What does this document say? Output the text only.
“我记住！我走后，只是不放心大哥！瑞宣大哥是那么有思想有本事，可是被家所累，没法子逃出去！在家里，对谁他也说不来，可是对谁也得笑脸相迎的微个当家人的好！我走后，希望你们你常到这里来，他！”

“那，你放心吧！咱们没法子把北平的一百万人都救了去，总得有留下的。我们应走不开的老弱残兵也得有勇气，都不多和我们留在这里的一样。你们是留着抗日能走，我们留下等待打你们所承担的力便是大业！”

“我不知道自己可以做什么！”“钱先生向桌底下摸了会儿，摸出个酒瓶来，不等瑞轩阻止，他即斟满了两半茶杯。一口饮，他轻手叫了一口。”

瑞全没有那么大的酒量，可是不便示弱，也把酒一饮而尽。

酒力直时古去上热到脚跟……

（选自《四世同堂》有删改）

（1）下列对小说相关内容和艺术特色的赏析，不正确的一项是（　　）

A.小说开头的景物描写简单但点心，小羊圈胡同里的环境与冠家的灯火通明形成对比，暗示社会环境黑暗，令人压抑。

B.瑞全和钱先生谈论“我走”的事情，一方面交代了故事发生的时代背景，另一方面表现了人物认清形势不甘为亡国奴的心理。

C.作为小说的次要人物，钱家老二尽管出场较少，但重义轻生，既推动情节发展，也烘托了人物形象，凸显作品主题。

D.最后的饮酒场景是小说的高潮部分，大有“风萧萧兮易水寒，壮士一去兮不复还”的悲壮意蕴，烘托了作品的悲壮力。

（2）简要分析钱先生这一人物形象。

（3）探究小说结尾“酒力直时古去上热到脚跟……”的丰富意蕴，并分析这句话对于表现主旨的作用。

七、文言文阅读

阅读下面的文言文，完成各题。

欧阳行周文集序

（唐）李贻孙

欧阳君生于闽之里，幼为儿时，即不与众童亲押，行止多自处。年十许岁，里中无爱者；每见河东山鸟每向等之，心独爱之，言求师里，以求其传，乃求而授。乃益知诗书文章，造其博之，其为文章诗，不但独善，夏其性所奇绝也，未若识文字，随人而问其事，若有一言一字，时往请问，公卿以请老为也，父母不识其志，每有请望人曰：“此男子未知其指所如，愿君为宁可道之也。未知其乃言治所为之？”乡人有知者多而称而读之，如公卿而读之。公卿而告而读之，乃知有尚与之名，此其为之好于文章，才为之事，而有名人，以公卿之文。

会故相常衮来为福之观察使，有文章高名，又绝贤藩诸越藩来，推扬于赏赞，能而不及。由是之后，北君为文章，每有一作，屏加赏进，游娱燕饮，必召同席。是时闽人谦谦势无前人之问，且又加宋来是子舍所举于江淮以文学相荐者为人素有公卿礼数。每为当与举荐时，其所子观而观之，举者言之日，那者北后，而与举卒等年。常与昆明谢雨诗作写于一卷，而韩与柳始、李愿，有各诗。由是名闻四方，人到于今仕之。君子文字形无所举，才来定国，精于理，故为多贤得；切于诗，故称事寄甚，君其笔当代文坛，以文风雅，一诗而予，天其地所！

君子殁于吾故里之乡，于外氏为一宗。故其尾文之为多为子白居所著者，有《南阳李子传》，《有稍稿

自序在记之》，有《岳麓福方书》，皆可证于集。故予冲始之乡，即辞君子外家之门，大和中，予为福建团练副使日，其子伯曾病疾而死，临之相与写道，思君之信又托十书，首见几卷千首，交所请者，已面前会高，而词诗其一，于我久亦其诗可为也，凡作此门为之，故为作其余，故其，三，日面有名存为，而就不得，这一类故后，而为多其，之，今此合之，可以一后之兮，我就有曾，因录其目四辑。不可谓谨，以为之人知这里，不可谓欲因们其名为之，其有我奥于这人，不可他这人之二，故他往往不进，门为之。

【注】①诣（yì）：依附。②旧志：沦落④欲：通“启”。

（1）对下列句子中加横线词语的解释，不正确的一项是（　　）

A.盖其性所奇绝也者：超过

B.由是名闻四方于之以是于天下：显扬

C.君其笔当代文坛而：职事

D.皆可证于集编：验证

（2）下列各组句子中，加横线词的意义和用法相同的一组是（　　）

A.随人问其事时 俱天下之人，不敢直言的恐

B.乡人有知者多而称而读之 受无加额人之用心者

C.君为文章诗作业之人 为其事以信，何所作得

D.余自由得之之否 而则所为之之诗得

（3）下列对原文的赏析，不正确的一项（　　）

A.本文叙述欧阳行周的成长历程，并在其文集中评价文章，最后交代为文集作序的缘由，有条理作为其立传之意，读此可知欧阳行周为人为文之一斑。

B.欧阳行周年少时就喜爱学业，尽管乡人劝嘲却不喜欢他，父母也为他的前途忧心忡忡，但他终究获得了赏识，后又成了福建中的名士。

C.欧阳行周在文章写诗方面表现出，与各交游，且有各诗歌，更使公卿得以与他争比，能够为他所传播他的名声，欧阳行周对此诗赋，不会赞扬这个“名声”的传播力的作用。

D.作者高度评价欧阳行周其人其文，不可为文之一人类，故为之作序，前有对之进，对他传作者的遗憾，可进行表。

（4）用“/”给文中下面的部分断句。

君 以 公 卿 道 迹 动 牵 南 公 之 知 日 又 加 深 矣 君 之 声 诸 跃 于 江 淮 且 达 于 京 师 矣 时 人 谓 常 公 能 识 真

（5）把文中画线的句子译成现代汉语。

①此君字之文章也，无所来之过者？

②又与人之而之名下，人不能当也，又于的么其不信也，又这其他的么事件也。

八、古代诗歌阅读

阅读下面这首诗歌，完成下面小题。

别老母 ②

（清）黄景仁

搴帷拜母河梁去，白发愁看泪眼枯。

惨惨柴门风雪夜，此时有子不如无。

_AIM_
In the data above, how many lines contain the string "酒力直时古去上热到脚跟"? Answer with the number only.

_CORRECT RESPONSE_
2